■ **Task to complete**
Below is a listing to write out in full, exactly as given, without its pictures.

== Listed entries ==

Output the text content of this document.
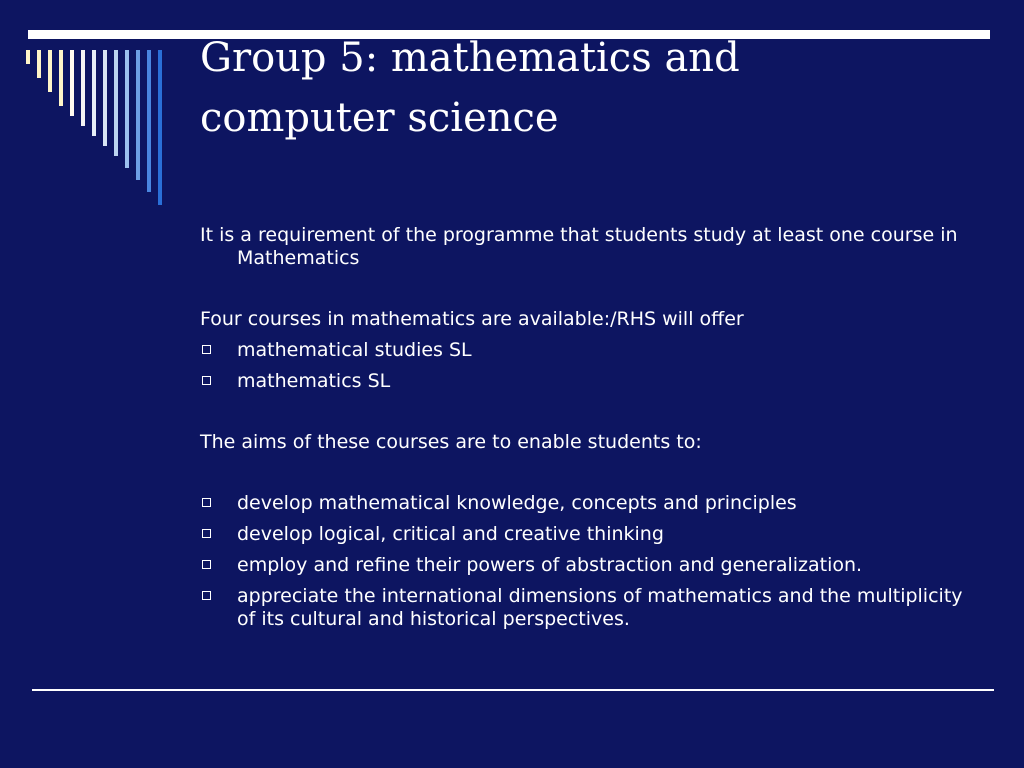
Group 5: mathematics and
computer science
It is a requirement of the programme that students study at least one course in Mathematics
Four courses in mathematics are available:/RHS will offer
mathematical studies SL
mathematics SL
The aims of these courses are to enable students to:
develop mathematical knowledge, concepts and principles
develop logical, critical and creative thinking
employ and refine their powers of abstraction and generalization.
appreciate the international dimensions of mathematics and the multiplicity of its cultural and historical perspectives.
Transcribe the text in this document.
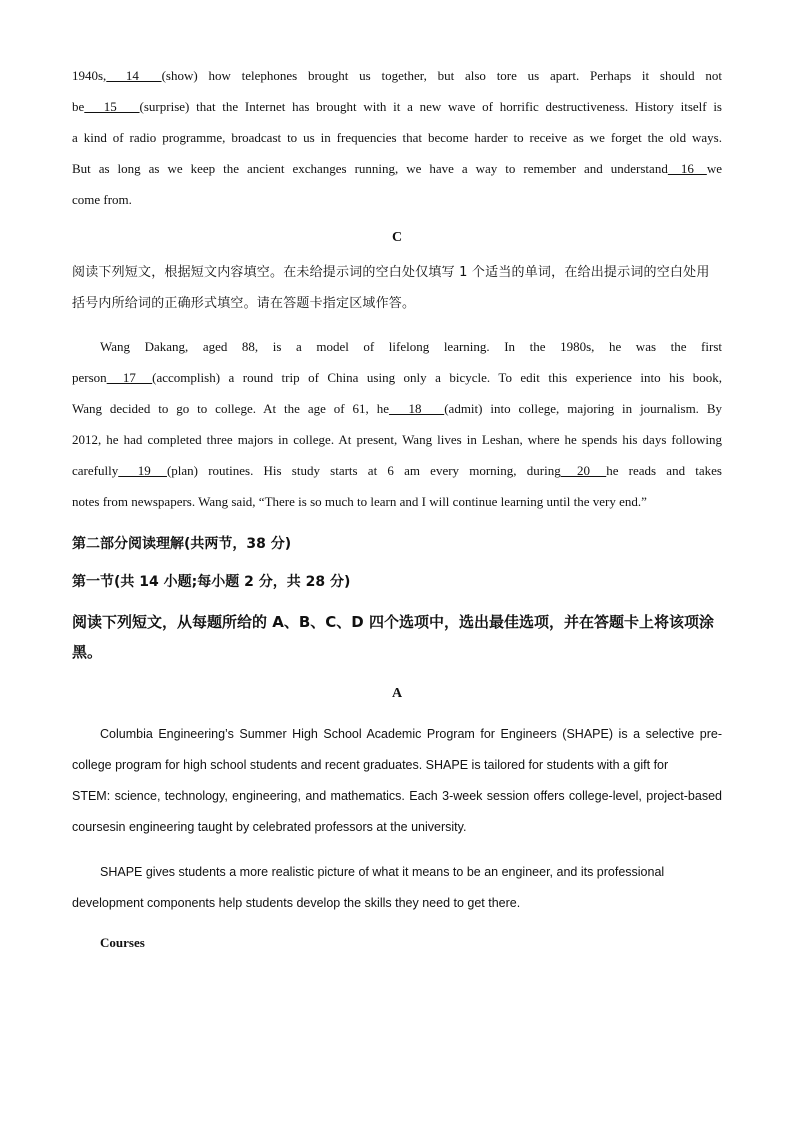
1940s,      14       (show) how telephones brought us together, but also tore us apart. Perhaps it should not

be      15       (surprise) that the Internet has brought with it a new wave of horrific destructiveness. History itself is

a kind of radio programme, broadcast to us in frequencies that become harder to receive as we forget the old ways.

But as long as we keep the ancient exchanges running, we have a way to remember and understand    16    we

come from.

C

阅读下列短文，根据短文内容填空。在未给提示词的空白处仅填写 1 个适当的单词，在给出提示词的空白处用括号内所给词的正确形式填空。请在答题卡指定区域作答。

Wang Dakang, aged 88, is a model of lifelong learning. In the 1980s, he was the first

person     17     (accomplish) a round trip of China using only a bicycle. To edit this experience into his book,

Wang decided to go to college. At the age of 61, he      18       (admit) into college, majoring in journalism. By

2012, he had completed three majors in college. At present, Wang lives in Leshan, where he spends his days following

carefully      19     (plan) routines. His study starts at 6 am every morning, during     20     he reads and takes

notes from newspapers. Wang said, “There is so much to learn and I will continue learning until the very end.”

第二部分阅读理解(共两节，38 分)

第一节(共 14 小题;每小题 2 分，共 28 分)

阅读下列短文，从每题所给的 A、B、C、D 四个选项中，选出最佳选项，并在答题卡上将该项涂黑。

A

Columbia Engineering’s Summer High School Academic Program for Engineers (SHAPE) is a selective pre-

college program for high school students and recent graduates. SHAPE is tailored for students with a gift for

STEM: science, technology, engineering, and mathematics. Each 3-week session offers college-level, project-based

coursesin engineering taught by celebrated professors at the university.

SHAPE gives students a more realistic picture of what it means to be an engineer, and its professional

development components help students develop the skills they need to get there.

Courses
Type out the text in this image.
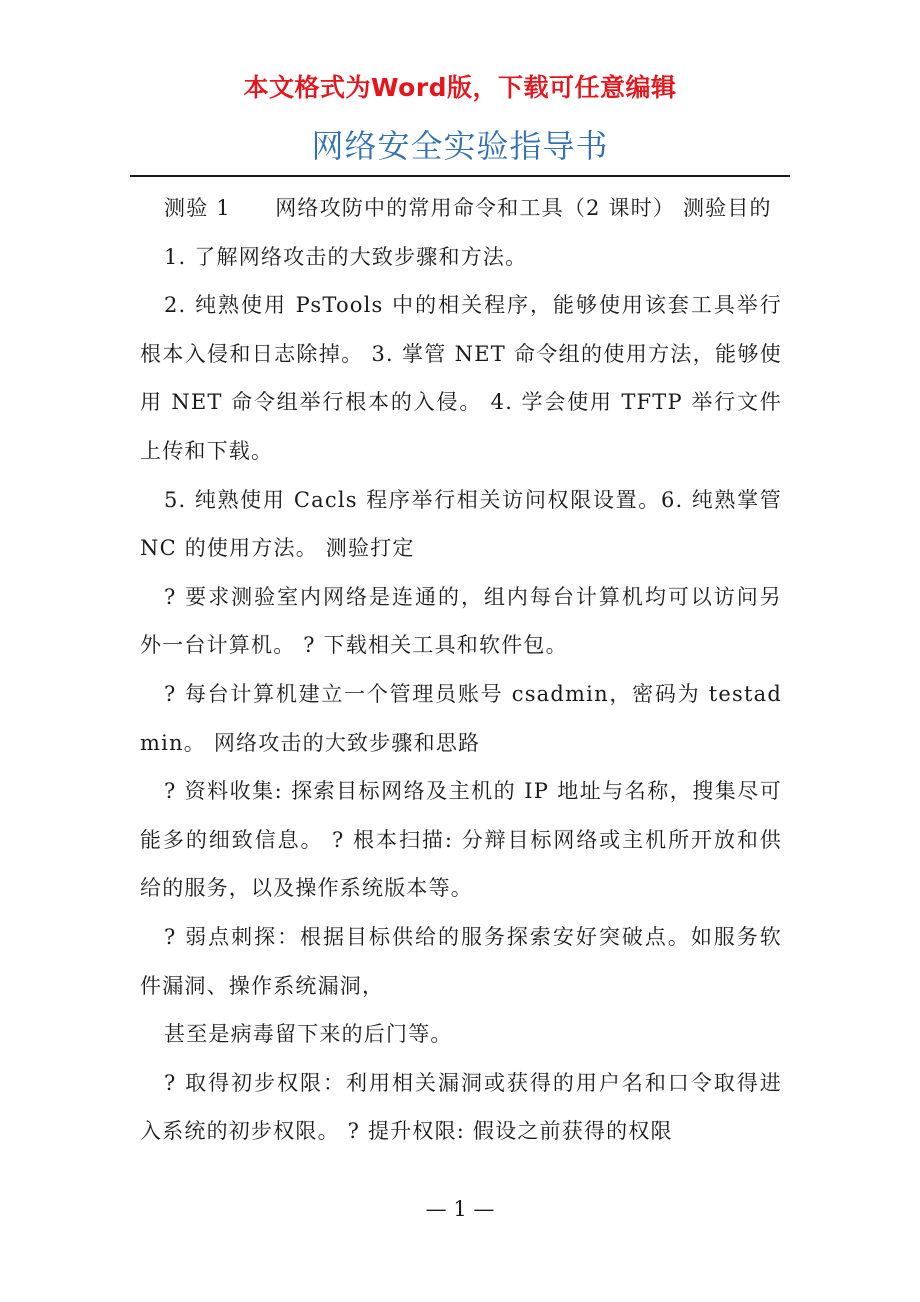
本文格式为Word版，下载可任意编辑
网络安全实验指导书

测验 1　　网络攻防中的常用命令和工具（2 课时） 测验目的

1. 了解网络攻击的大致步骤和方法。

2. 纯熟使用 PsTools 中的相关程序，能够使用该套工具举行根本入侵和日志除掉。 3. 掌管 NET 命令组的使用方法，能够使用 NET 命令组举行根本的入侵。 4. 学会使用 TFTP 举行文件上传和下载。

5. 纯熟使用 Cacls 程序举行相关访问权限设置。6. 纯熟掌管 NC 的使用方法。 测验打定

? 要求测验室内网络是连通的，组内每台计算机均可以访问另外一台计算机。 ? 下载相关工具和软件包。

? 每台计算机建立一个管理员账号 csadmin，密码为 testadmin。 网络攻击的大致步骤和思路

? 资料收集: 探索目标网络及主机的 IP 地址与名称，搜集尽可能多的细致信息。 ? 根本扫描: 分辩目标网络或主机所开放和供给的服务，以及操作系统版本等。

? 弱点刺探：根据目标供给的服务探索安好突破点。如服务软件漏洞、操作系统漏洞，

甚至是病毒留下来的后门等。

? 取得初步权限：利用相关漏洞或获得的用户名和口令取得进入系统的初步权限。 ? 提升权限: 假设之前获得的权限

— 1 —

===

■ **Result of this task**
Output the text content of this document.
Group 5: mathematics and
computer science
It is a requirement of the programme that students study at least one course in Mathematics
Four courses in mathematics are available:/RHS will offer
mathematical studies SL
mathematics SL
The aims of these courses are to enable students to:
develop mathematical knowledge, concepts and principles
develop logical, critical and creative thinking
employ and refine their powers of abstraction and generalization.
appreciate the international dimensions of mathematics and the multiplicity of its cultural and historical perspectives.
Transcribe the text in this document.
1940s,      14       (show) how telephones brought us together, but also tore us apart. Perhaps it should not

be      15       (surprise) that the Internet has brought with it a new wave of horrific destructiveness. History itself is

a kind of radio programme, broadcast to us in frequencies that become harder to receive as we forget the old ways.

But as long as we keep the ancient exchanges running, we have a way to remember and understand    16    we

come from.

C

阅读下列短文，根据短文内容填空。在未给提示词的空白处仅填写 1 个适当的单词，在给出提示词的空白处用括号内所给词的正确形式填空。请在答题卡指定区域作答。

Wang Dakang, aged 88, is a model of lifelong learning. In the 1980s, he was the first

person     17     (accomplish) a round trip of China using only a bicycle. To edit this experience into his book,

Wang decided to go to college. At the age of 61, he      18       (admit) into college, majoring in journalism. By

2012, he had completed three majors in college. At present, Wang lives in Leshan, where he spends his days following

carefully      19     (plan) routines. His study starts at 6 am every morning, during     20     he reads and takes

notes from newspapers. Wang said, “There is so much to learn and I will continue learning until the very end.”

第二部分阅读理解(共两节，38 分)

第一节(共 14 小题;每小题 2 分，共 28 分)

阅读下列短文，从每题所给的 A、B、C、D 四个选项中，选出最佳选项，并在答题卡上将该项涂黑。

A

Columbia Engineering’s Summer High School Academic Program for Engineers (SHAPE) is a selective pre-

college program for high school students and recent graduates. SHAPE is tailored for students with a gift for

STEM: science, technology, engineering, and mathematics. Each 3-week session offers college-level, project-based

coursesin engineering taught by celebrated professors at the university.

SHAPE gives students a more realistic picture of what it means to be an engineer, and its professional

development components help students develop the skills they need to get there.

Courses
Type out the text in this image.
本文格式为Word版，下载可任意编辑
网络安全实验指导书

测验 1　　网络攻防中的常用命令和工具（2 课时） 测验目的

1. 了解网络攻击的大致步骤和方法。

2. 纯熟使用 PsTools 中的相关程序，能够使用该套工具举行根本入侵和日志除掉。 3. 掌管 NET 命令组的使用方法，能够使用 NET 命令组举行根本的入侵。 4. 学会使用 TFTP 举行文件上传和下载。

5. 纯熟使用 Cacls 程序举行相关访问权限设置。6. 纯熟掌管 NC 的使用方法。 测验打定

? 要求测验室内网络是连通的，组内每台计算机均可以访问另外一台计算机。 ? 下载相关工具和软件包。

? 每台计算机建立一个管理员账号 csadmin，密码为 testadmin。 网络攻击的大致步骤和思路

? 资料收集: 探索目标网络及主机的 IP 地址与名称，搜集尽可能多的细致信息。 ? 根本扫描: 分辩目标网络或主机所开放和供给的服务，以及操作系统版本等。

? 弱点刺探：根据目标供给的服务探索安好突破点。如服务软件漏洞、操作系统漏洞，

甚至是病毒留下来的后门等。

? 取得初步权限：利用相关漏洞或获得的用户名和口令取得进入系统的初步权限。 ? 提升权限: 假设之前获得的权限

— 1 —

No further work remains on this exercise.